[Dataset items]
= = = = =

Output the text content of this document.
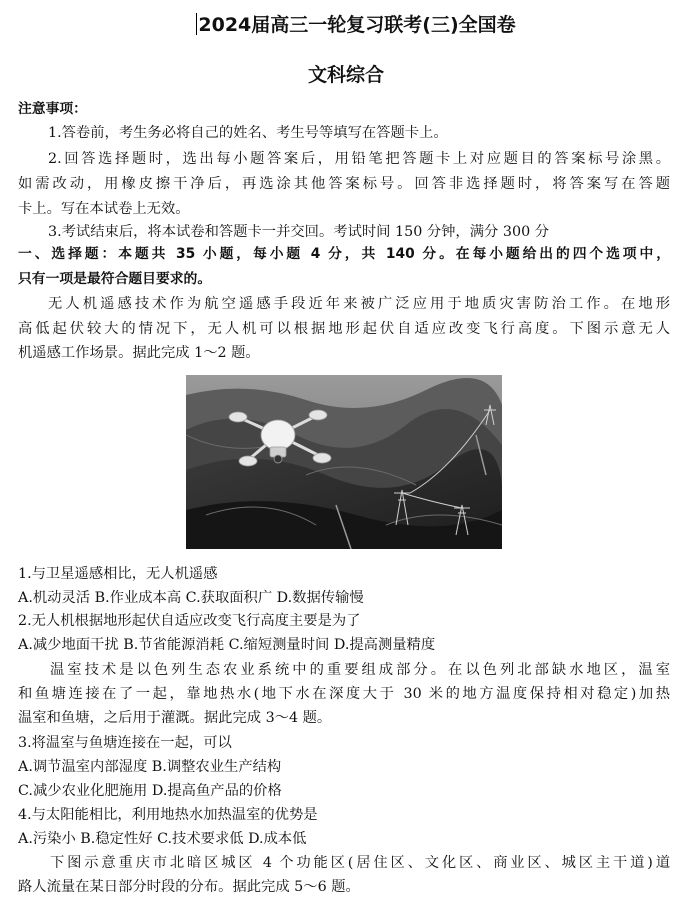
2024届高三一轮复习联考(三)全国卷
文科综合
注意事项：
1.答卷前，考生务必将自己的姓名、考生号等填写在答题卡上。
2.回答选择题时，选出每小题答案后，用铅笔把答题卡上对应题目的答案标号涂黑。
如需改动，用橡皮擦干净后，再选涂其他答案标号。回答非选择题时，将答案写在答题
卡上。写在本试卷上无效。
3.考试结束后，将本试卷和答题卡一并交回。考试时间 150 分钟，满分 300 分
一、选择题：本题共 35 小题，每小题 4 分，共 140 分。在每小题给出的四个选项中，
只有一项是最符合题目要求的。
无人机遥感技术作为航空遥感手段近年来被广泛应用于地质灾害防治工作。在地形
高低起伏较大的情况下，无人机可以根据地形起伏自适应改变飞行高度。下图示意无人
机遥感工作场景。据此完成 1～2 题。
1.与卫星遥感相比，无人机遥感
A.机动灵活 B.作业成本高 C.获取面积广 D.数据传输慢
2.无人机根据地形起伏自适应改变飞行高度主要是为了
A.减少地面干扰 B.节省能源消耗 C.缩短测量时间 D.提高测量精度
温室技术是以色列生态农业系统中的重要组成部分。在以色列北部缺水地区，温室
和鱼塘连接在了一起，靠地热水(地下水在深度大于 30 米的地方温度保持相对稳定)加热
温室和鱼塘，之后用于灌溉。据此完成 3～4 题。
3.将温室与鱼塘连接在一起，可以
A.调节温室内部湿度 B.调整农业生产结构
C.减少农业化肥施用 D.提高鱼产品的价格
4.与太阳能相比，利用地热水加热温室的优势是
A.污染小 B.稳定性好 C.技术要求低 D.成本低
下图示意重庆市北暗区城区 4 个功能区(居住区、文化区、商业区、城区主干道)道
路人流量在某日部分时段的分布。据此完成 5～6 题。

= = = = =

__EXERCISE AIM__: Determine how many lines of the records above contain the word "据此完成", and report only that number.

__ANSWER TO THIS TASK__: 3